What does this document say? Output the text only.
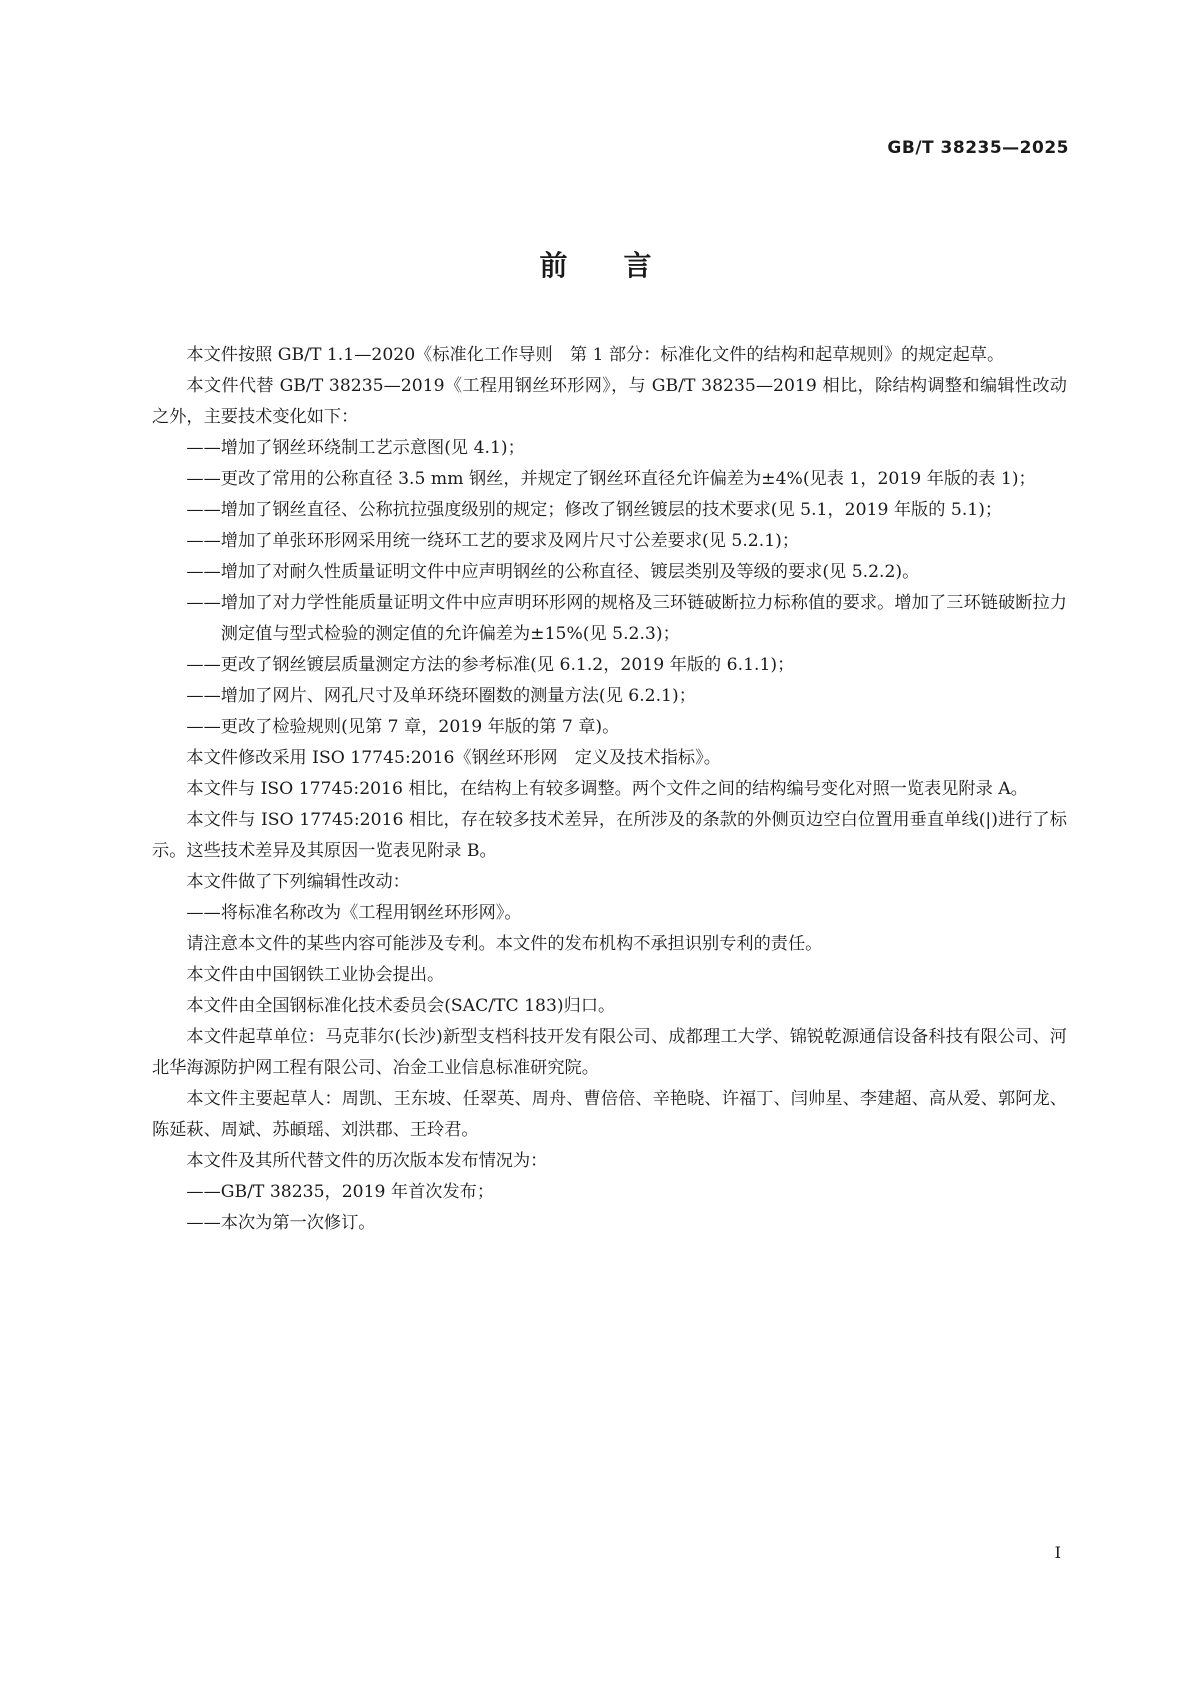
GB/T 38235—2025
前言

本文件按照 GB/T 1.1—2020《标准化工作导则　第 1 部分：标准化文件的结构和起草规则》的规定起草。

本文件代替 GB/T 38235—2019《工程用钢丝环形网》，与 GB/T 38235—2019 相比，除结构调整和编辑性改动之外，主要技术变化如下：

——增加了钢丝环绕制工艺示意图(见 4.1)；

——更改了常用的公称直径 3.5 mm 钢丝，并规定了钢丝环直径允许偏差为±4%(见表 1，2019 年版的表 1)；

——增加了钢丝直径、公称抗拉强度级别的规定；修改了钢丝镀层的技术要求(见 5.1，2019 年版的 5.1)；

——增加了单张环形网采用统一绕环工艺的要求及网片尺寸公差要求(见 5.2.1)；

——增加了对耐久性质量证明文件中应声明钢丝的公称直径、镀层类别及等级的要求(见 5.2.2)。

——增加了对力学性能质量证明文件中应声明环形网的规格及三环链破断拉力标称值的要求。增加了三环链破断拉力测定值与型式检验的测定值的允许偏差为±15%(见 5.2.3)；

——更改了钢丝镀层质量测定方法的参考标准(见 6.1.2，2019 年版的 6.1.1)；

——增加了网片、网孔尺寸及单环绕环圈数的测量方法(见 6.2.1)；

——更改了检验规则(见第 7 章，2019 年版的第 7 章)。

本文件修改采用 ISO 17745:2016《钢丝环形网　定义及技术指标》。

本文件与 ISO 17745:2016 相比，在结构上有较多调整。两个文件之间的结构编号变化对照一览表见附录 A。

本文件与 ISO 17745:2016 相比，存在较多技术差异，在所涉及的条款的外侧页边空白位置用垂直单线(|)进行了标示。这些技术差异及其原因一览表见附录 B。

本文件做了下列编辑性改动：

——将标准名称改为《工程用钢丝环形网》。

请注意本文件的某些内容可能涉及专利。本文件的发布机构不承担识别专利的责任。

本文件由中国钢铁工业协会提出。

本文件由全国钢标准化技术委员会(SAC/TC 183)归口。

本文件起草单位：马克菲尔(长沙)新型支档科技开发有限公司、成都理工大学、锦锐乾源通信设备科技有限公司、河北华海源防护网工程有限公司、冶金工业信息标准研究院。

本文件主要起草人：周凯、王东坡、任翠英、周舟、曹倍倍、辛艳晓、许福丁、闫帅星、李建超、高从爱、郭阿龙、陈延萩、周斌、苏頔瑶、刘洪郡、王玲君。

本文件及其所代替文件的历次版本发布情况为：

——GB/T 38235，2019 年首次发布；

——本次为第一次修订。

I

WHAT THE TASK ASKS: Copy everything in the records above except the pictures, exactly as written.

SOLVED EXERCISE:
What does this document say? Output the text only.
GB/T 38235—2025
前言

本文件按照 GB/T 1.1—2020《标准化工作导则　第 1 部分：标准化文件的结构和起草规则》的规定起草。

本文件代替 GB/T 38235—2019《工程用钢丝环形网》，与 GB/T 38235—2019 相比，除结构调整和编辑性改动之外，主要技术变化如下：

——增加了钢丝环绕制工艺示意图(见 4.1)；

——更改了常用的公称直径 3.5 mm 钢丝，并规定了钢丝环直径允许偏差为±4%(见表 1，2019 年版的表 1)；

——增加了钢丝直径、公称抗拉强度级别的规定；修改了钢丝镀层的技术要求(见 5.1，2019 年版的 5.1)；

——增加了单张环形网采用统一绕环工艺的要求及网片尺寸公差要求(见 5.2.1)；

——增加了对耐久性质量证明文件中应声明钢丝的公称直径、镀层类别及等级的要求(见 5.2.2)。

——增加了对力学性能质量证明文件中应声明环形网的规格及三环链破断拉力标称值的要求。增加了三环链破断拉力测定值与型式检验的测定值的允许偏差为±15%(见 5.2.3)；

——更改了钢丝镀层质量测定方法的参考标准(见 6.1.2，2019 年版的 6.1.1)；

——增加了网片、网孔尺寸及单环绕环圈数的测量方法(见 6.2.1)；

——更改了检验规则(见第 7 章，2019 年版的第 7 章)。

本文件修改采用 ISO 17745:2016《钢丝环形网　定义及技术指标》。

本文件与 ISO 17745:2016 相比，在结构上有较多调整。两个文件之间的结构编号变化对照一览表见附录 A。

本文件与 ISO 17745:2016 相比，存在较多技术差异，在所涉及的条款的外侧页边空白位置用垂直单线(|)进行了标示。这些技术差异及其原因一览表见附录 B。

本文件做了下列编辑性改动：

——将标准名称改为《工程用钢丝环形网》。

请注意本文件的某些内容可能涉及专利。本文件的发布机构不承担识别专利的责任。

本文件由中国钢铁工业协会提出。

本文件由全国钢标准化技术委员会(SAC/TC 183)归口。

本文件起草单位：马克菲尔(长沙)新型支档科技开发有限公司、成都理工大学、锦锐乾源通信设备科技有限公司、河北华海源防护网工程有限公司、冶金工业信息标准研究院。

本文件主要起草人：周凯、王东坡、任翠英、周舟、曹倍倍、辛艳晓、许福丁、闫帅星、李建超、高从爱、郭阿龙、陈延萩、周斌、苏頔瑶、刘洪郡、王玲君。

本文件及其所代替文件的历次版本发布情况为：

——GB/T 38235，2019 年首次发布；

——本次为第一次修订。

I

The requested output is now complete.